(Data entries)

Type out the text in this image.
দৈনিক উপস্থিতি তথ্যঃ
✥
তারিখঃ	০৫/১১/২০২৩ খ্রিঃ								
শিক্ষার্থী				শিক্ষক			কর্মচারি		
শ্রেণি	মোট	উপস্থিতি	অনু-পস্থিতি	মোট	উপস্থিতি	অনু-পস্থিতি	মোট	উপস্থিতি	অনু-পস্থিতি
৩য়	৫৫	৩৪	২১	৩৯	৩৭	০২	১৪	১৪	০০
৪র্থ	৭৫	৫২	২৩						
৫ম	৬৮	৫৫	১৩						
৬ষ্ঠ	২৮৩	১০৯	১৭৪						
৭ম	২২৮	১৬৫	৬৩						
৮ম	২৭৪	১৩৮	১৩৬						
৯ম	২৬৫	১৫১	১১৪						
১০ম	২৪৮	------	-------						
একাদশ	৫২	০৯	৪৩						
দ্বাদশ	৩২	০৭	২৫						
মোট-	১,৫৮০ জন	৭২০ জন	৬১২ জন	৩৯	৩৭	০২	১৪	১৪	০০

---

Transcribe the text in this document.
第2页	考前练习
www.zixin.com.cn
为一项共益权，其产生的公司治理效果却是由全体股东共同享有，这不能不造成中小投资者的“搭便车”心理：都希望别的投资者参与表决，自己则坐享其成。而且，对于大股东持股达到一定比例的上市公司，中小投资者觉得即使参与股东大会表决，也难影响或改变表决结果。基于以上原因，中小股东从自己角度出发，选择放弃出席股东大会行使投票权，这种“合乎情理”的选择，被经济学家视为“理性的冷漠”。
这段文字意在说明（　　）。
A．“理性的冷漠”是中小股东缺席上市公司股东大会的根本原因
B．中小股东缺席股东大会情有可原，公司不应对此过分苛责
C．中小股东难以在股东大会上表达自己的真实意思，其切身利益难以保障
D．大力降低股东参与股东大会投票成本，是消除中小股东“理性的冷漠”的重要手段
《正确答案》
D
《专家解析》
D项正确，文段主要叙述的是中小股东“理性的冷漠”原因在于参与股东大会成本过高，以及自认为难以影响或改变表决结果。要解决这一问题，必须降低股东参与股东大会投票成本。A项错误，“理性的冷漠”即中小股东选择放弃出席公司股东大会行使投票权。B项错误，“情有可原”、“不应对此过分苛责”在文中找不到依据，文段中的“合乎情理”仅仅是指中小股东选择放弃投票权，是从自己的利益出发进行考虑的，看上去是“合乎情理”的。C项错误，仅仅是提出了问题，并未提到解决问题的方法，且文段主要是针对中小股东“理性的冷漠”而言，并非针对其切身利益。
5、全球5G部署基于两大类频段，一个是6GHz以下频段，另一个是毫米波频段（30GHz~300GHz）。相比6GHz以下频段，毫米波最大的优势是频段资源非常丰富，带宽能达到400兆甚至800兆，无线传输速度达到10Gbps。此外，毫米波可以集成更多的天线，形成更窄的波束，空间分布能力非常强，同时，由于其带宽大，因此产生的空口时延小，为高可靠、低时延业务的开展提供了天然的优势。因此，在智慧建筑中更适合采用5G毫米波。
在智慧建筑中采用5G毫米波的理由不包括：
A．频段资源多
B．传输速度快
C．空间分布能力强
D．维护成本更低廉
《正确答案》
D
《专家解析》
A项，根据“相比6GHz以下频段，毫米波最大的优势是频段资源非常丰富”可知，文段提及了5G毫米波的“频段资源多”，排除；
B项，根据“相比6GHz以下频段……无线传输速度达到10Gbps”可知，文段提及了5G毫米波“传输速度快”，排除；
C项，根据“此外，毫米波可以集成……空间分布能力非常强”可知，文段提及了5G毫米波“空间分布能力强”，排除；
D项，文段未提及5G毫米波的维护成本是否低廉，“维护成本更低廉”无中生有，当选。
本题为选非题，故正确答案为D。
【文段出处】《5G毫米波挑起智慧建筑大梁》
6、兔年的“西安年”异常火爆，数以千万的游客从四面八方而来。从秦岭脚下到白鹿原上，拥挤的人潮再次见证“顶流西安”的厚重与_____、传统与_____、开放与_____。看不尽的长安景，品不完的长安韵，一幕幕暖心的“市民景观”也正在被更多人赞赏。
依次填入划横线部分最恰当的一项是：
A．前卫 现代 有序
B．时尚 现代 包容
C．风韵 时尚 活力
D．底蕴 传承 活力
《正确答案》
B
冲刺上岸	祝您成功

WHAT IS BEING ASKED: List all lines from the entries that include the word "毫米波最大的优势是频段资源非常丰富".

ANSWER TO THIS PROBLEM:
5、全球5G部署基于两大类频段，一个是6GHz以下频段，另一个是毫米波频段（30GHz~300GHz）。相比6GHz以下频段，毫米波最大的优势是频段资源非常丰富，带宽能达到400兆甚至800兆，无线传输速度达到10Gbps。此外，毫米波可以集成更多的天线，形成更窄的波束，空间分布能力非常强，同时，由于其带宽大，因此产生的空口时延小，为高可靠、低时延业务的开展提供了天然的优势。因此，在智慧建筑中更适合采用5G毫米波。
A项，根据“相比6GHz以下频段，毫米波最大的优势是频段资源非常丰富”可知，文段提及了5G毫米波的“频段资源多”，排除；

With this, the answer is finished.